• _Supplied entries_
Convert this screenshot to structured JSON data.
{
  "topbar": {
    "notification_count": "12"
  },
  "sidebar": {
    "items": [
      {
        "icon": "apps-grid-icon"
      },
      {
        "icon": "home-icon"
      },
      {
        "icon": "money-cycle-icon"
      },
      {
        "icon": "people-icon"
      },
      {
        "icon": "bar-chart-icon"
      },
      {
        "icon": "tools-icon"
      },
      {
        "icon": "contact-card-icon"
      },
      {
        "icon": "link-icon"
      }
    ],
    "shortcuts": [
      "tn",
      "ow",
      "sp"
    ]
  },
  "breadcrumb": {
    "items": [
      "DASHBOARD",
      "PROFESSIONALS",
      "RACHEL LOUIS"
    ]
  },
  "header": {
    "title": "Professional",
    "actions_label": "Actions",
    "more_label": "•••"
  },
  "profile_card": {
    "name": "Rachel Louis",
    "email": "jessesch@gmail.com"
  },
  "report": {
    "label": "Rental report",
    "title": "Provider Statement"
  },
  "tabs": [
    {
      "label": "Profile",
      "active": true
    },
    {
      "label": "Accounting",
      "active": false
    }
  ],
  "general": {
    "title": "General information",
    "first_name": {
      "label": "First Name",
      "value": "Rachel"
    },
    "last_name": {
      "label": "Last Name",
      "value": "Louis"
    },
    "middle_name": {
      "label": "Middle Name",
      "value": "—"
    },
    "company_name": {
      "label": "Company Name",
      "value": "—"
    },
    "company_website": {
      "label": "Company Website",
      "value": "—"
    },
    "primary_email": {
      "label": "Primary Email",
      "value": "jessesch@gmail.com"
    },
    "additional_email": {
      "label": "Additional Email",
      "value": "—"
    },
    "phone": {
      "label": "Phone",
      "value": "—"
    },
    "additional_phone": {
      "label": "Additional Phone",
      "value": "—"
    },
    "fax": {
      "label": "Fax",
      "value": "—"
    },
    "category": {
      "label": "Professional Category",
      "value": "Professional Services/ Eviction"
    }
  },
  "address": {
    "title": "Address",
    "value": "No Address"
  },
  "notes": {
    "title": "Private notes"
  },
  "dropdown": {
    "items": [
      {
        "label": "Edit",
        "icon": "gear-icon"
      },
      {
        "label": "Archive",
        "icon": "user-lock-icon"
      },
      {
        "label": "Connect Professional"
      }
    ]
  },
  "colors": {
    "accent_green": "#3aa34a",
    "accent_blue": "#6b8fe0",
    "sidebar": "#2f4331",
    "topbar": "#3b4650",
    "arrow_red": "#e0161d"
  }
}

• _Aim of the exercise_
Retype the entries exactly, including every line.

• _Written answer_
Convert this screenshot to structured JSON data.
{
  "topbar": {
    "notification_count": "12"
  },
  "sidebar": {
    "items": [
      {
        "icon": "apps-grid-icon"
      },
      {
        "icon": "home-icon"
      },
      {
        "icon": "money-cycle-icon"
      },
      {
        "icon": "people-icon"
      },
      {
        "icon": "bar-chart-icon"
      },
      {
        "icon": "tools-icon"
      },
      {
        "icon": "contact-card-icon"
      },
      {
        "icon": "link-icon"
      }
    ],
    "shortcuts": [
      "tn",
      "ow",
      "sp"
    ]
  },
  "breadcrumb": {
    "items": [
      "DASHBOARD",
      "PROFESSIONALS",
      "RACHEL LOUIS"
    ]
  },
  "header": {
    "title": "Professional",
    "actions_label": "Actions",
    "more_label": "•••"
  },
  "profile_card": {
    "name": "Rachel Louis",
    "email": "jessesch@gmail.com"
  },
  "report": {
    "label": "Rental report",
    "title": "Provider Statement"
  },
  "tabs": [
    {
      "label": "Profile",
      "active": true
    },
    {
      "label": "Accounting",
      "active": false
    }
  ],
  "general": {
    "title": "General information",
    "first_name": {
      "label": "First Name",
      "value": "Rachel"
    },
    "last_name": {
      "label": "Last Name",
      "value": "Louis"
    },
    "middle_name": {
      "label": "Middle Name",
      "value": "—"
    },
    "company_name": {
      "label": "Company Name",
      "value": "—"
    },
    "company_website": {
      "label": "Company Website",
      "value": "—"
    },
    "primary_email": {
      "label": "Primary Email",
      "value": "jessesch@gmail.com"
    },
    "additional_email": {
      "label": "Additional Email",
      "value": "—"
    },
    "phone": {
      "label": "Phone",
      "value": "—"
    },
    "additional_phone": {
      "label": "Additional Phone",
      "value": "—"
    },
    "fax": {
      "label": "Fax",
      "value": "—"
    },
    "category": {
      "label": "Professional Category",
      "value": "Professional Services/ Eviction"
    }
  },
  "address": {
    "title": "Address",
    "value": "No Address"
  },
  "notes": {
    "title": "Private notes"
  },
  "dropdown": {
    "items": [
      {
        "label": "Edit",
        "icon": "gear-icon"
      },
      {
        "label": "Archive",
        "icon": "user-lock-icon"
      },
      {
        "label": "Connect Professional"
      }
    ]
  },
  "colors": {
    "accent_green": "#3aa34a",
    "accent_blue": "#6b8fe0",
    "sidebar": "#2f4331",
    "topbar": "#3b4650",
    "arrow_red": "#e0161d"
  }
}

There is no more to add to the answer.